Each line of the material must be returned exactly.
** begin Data rows **
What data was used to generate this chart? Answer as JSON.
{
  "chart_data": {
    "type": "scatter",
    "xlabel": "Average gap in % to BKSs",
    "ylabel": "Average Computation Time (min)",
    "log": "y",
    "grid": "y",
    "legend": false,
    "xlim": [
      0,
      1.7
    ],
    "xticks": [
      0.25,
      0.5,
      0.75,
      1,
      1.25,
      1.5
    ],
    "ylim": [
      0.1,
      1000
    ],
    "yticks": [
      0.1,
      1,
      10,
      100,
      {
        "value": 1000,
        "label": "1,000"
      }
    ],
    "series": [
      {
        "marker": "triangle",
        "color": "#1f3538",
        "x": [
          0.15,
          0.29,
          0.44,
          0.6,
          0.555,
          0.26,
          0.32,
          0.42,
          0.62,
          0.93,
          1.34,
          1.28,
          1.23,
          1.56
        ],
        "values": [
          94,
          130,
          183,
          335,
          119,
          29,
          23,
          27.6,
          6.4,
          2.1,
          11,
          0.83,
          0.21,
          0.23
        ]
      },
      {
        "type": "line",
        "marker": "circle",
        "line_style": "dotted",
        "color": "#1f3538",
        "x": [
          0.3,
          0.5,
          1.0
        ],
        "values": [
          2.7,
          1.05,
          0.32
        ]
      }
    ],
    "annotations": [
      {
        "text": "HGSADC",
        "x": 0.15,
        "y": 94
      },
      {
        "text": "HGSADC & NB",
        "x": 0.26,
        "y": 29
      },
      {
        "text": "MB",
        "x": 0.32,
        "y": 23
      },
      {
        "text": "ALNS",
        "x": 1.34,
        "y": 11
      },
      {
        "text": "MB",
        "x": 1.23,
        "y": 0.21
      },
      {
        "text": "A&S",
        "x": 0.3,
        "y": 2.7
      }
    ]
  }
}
** end Data rows **
• **Written answer**:
What data was used to generate this chart? Answer as JSON.
{
  "chart_data": {
    "type": "scatter",
    "xlabel": "Average gap in % to BKSs",
    "ylabel": "Average Computation Time (min)",
    "log": "y",
    "grid": "y",
    "legend": false,
    "xlim": [
      0,
      1.7
    ],
    "xticks": [
      0.25,
      0.5,
      0.75,
      1,
      1.25,
      1.5
    ],
    "ylim": [
      0.1,
      1000
    ],
    "yticks": [
      0.1,
      1,
      10,
      100,
      {
        "value": 1000,
        "label": "1,000"
      }
    ],
    "series": [
      {
        "marker": "triangle",
        "color": "#1f3538",
        "x": [
          0.15,
          0.29,
          0.44,
          0.6,
          0.555,
          0.26,
          0.32,
          0.42,
          0.62,
          0.93,
          1.34,
          1.28,
          1.23,
          1.56
        ],
        "values": [
          94,
          130,
          183,
          335,
          119,
          29,
          23,
          27.6,
          6.4,
          2.1,
          11,
          0.83,
          0.21,
          0.23
        ]
      },
      {
        "type": "line",
        "marker": "circle",
        "line_style": "dotted",
        "color": "#1f3538",
        "x": [
          0.3,
          0.5,
          1.0
        ],
        "values": [
          2.7,
          1.05,
          0.32
        ]
      }
    ],
    "annotations": [
      {
        "text": "HGSADC",
        "x": 0.15,
        "y": 94
      },
      {
        "text": "HGSADC & NB",
        "x": 0.26,
        "y": 29
      },
      {
        "text": "MB",
        "x": 0.32,
        "y": 23
      },
      {
        "text": "ALNS",
        "x": 1.34,
        "y": 11
      },
      {
        "text": "MB",
        "x": 1.23,
        "y": 0.21
      },
      {
        "text": "A&S",
        "x": 0.3,
        "y": 2.7
      }
    ]
  }
}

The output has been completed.